- **Short exercise**
Each line of the material below should be reproduced exactly.

Dataset rows about figures:
• • •

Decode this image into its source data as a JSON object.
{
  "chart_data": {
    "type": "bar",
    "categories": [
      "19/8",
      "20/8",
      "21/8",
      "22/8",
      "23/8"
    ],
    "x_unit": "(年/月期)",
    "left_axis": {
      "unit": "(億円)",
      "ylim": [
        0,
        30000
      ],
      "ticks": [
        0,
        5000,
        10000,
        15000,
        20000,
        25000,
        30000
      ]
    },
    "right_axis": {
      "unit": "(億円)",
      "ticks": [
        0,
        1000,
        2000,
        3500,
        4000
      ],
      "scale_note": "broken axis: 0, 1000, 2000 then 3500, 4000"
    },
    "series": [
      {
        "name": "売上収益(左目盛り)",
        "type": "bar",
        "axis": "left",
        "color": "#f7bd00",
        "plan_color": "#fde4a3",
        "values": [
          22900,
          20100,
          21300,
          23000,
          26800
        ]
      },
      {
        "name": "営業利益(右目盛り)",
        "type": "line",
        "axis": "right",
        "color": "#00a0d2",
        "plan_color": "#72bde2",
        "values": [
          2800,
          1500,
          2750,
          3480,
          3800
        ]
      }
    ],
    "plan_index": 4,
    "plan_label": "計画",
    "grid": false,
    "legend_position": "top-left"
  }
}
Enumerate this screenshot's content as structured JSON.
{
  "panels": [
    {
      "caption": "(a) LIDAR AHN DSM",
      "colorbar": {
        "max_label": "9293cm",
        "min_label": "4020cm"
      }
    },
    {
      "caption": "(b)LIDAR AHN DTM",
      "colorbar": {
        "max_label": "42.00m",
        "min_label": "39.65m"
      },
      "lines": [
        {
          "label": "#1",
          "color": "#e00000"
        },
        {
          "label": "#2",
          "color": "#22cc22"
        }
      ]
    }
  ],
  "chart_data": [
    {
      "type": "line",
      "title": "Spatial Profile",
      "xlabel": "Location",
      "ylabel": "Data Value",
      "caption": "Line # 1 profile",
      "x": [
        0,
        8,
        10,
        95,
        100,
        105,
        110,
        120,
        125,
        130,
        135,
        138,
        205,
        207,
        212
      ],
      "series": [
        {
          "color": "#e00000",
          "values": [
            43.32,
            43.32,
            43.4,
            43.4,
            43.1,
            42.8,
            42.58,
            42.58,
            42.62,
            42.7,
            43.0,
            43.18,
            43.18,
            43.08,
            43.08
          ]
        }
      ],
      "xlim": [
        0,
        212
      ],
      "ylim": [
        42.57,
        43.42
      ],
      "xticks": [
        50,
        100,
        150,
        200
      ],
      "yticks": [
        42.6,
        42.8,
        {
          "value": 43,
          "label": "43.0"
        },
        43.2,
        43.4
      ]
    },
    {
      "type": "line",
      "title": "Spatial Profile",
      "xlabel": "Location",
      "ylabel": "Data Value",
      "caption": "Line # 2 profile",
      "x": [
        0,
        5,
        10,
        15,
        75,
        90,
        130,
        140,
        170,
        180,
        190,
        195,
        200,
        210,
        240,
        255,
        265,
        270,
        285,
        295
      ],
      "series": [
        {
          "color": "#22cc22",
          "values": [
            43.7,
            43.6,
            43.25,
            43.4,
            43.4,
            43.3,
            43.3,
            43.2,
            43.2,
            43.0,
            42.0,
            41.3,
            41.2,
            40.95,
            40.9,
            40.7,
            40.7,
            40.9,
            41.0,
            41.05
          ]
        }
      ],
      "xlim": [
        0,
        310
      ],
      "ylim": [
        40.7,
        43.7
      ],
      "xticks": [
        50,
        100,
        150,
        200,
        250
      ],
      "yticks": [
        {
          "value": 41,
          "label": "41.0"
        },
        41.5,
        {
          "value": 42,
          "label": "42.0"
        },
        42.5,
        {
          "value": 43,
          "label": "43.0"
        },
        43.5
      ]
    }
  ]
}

• • •

- **Response to this task**
Decode this image into its source data as a JSON object.
{
  "chart_data": {
    "type": "bar",
    "categories": [
      "19/8",
      "20/8",
      "21/8",
      "22/8",
      "23/8"
    ],
    "x_unit": "(年/月期)",
    "left_axis": {
      "unit": "(億円)",
      "ylim": [
        0,
        30000
      ],
      "ticks": [
        0,
        5000,
        10000,
        15000,
        20000,
        25000,
        30000
      ]
    },
    "right_axis": {
      "unit": "(億円)",
      "ticks": [
        0,
        1000,
        2000,
        3500,
        4000
      ],
      "scale_note": "broken axis: 0, 1000, 2000 then 3500, 4000"
    },
    "series": [
      {
        "name": "売上収益(左目盛り)",
        "type": "bar",
        "axis": "left",
        "color": "#f7bd00",
        "plan_color": "#fde4a3",
        "values": [
          22900,
          20100,
          21300,
          23000,
          26800
        ]
      },
      {
        "name": "営業利益(右目盛り)",
        "type": "line",
        "axis": "right",
        "color": "#00a0d2",
        "plan_color": "#72bde2",
        "values": [
          2800,
          1500,
          2750,
          3480,
          3800
        ]
      }
    ],
    "plan_index": 4,
    "plan_label": "計画",
    "grid": false,
    "legend_position": "top-left"
  }
}
Enumerate this screenshot's content as structured JSON.
{
  "panels": [
    {
      "caption": "(a) LIDAR AHN DSM",
      "colorbar": {
        "max_label": "9293cm",
        "min_label": "4020cm"
      }
    },
    {
      "caption": "(b)LIDAR AHN DTM",
      "colorbar": {
        "max_label": "42.00m",
        "min_label": "39.65m"
      },
      "lines": [
        {
          "label": "#1",
          "color": "#e00000"
        },
        {
          "label": "#2",
          "color": "#22cc22"
        }
      ]
    }
  ],
  "chart_data": [
    {
      "type": "line",
      "title": "Spatial Profile",
      "xlabel": "Location",
      "ylabel": "Data Value",
      "caption": "Line # 1 profile",
      "x": [
        0,
        8,
        10,
        95,
        100,
        105,
        110,
        120,
        125,
        130,
        135,
        138,
        205,
        207,
        212
      ],
      "series": [
        {
          "color": "#e00000",
          "values": [
            43.32,
            43.32,
            43.4,
            43.4,
            43.1,
            42.8,
            42.58,
            42.58,
            42.62,
            42.7,
            43.0,
            43.18,
            43.18,
            43.08,
            43.08
          ]
        }
      ],
      "xlim": [
        0,
        212
      ],
      "ylim": [
        42.57,
        43.42
      ],
      "xticks": [
        50,
        100,
        150,
        200
      ],
      "yticks": [
        42.6,
        42.8,
        {
          "value": 43,
          "label": "43.0"
        },
        43.2,
        43.4
      ]
    },
    {
      "type": "line",
      "title": "Spatial Profile",
      "xlabel": "Location",
      "ylabel": "Data Value",
      "caption": "Line # 2 profile",
      "x": [
        0,
        5,
        10,
        15,
        75,
        90,
        130,
        140,
        170,
        180,
        190,
        195,
        200,
        210,
        240,
        255,
        265,
        270,
        285,
        295
      ],
      "series": [
        {
          "color": "#22cc22",
          "values": [
            43.7,
            43.6,
            43.25,
            43.4,
            43.4,
            43.3,
            43.3,
            43.2,
            43.2,
            43.0,
            42.0,
            41.3,
            41.2,
            40.95,
            40.9,
            40.7,
            40.7,
            40.9,
            41.0,
            41.05
          ]
        }
      ],
      "xlim": [
        0,
        310
      ],
      "ylim": [
        40.7,
        43.7
      ],
      "xticks": [
        50,
        100,
        150,
        200,
        250
      ],
      "yticks": [
        {
          "value": 41,
          "label": "41.0"
        },
        41.5,
        {
          "value": 42,
          "label": "42.0"
        },
        42.5,
        {
          "value": 43,
          "label": "43.0"
        },
        43.5
      ]
    }
  ]
}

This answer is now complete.